What follows is a listing; restate every line of it word for word.

## START GIVEN ENTRIES

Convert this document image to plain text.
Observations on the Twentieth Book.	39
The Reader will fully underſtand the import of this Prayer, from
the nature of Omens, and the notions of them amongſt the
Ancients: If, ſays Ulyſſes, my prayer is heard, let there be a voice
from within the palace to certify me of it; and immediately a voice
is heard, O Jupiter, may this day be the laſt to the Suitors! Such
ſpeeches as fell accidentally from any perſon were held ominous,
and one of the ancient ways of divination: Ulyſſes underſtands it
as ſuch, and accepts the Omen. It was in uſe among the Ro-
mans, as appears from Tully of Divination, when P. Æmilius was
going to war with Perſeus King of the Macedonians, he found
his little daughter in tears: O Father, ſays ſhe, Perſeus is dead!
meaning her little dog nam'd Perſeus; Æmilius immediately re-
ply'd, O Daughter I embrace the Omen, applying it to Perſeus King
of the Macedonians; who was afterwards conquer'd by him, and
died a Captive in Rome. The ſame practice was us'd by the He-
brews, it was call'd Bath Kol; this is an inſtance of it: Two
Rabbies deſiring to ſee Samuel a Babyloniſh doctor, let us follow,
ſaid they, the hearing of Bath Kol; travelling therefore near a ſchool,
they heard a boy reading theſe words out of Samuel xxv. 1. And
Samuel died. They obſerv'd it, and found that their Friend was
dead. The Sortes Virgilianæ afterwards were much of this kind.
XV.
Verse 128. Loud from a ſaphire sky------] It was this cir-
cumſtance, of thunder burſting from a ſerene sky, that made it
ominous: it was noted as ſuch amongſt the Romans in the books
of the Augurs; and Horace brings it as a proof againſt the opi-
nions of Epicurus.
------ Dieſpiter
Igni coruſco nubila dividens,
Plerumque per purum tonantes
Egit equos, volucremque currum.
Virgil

## END GIVEN ENTRIES

### RESPONSE BELOW
Convert this document image to plain text.
Observations on the Twentieth Book.	39
The Reader will fully underſtand the import of this Prayer, from
the nature of Omens, and the notions of them amongſt the
Ancients: If, ſays Ulyſſes, my prayer is heard, let there be a voice
from within the palace to certify me of it; and immediately a voice
is heard, O Jupiter, may this day be the laſt to the Suitors! Such
ſpeeches as fell accidentally from any perſon were held ominous,
and one of the ancient ways of divination: Ulyſſes underſtands it
as ſuch, and accepts the Omen. It was in uſe among the Ro-
mans, as appears from Tully of Divination, when P. Æmilius was
going to war with Perſeus King of the Macedonians, he found
his little daughter in tears: O Father, ſays ſhe, Perſeus is dead!
meaning her little dog nam'd Perſeus; Æmilius immediately re-
ply'd, O Daughter I embrace the Omen, applying it to Perſeus King
of the Macedonians; who was afterwards conquer'd by him, and
died a Captive in Rome. The ſame practice was us'd by the He-
brews, it was call'd Bath Kol; this is an inſtance of it: Two
Rabbies deſiring to ſee Samuel a Babyloniſh doctor, let us follow,
ſaid they, the hearing of Bath Kol; travelling therefore near a ſchool,
they heard a boy reading theſe words out of Samuel xxv. 1. And
Samuel died. They obſerv'd it, and found that their Friend was
dead. The Sortes Virgilianæ afterwards were much of this kind.
XV.
Verse 128. Loud from a ſaphire sky------] It was this cir-
cumſtance, of thunder burſting from a ſerene sky, that made it
ominous: it was noted as ſuch amongſt the Romans in the books
of the Augurs; and Horace brings it as a proof againſt the opi-
nions of Epicurus.
------ Dieſpiter
Igni coruſco nubila dividens,
Plerumque per purum tonantes
Egit equos, volucremque currum.
Virgil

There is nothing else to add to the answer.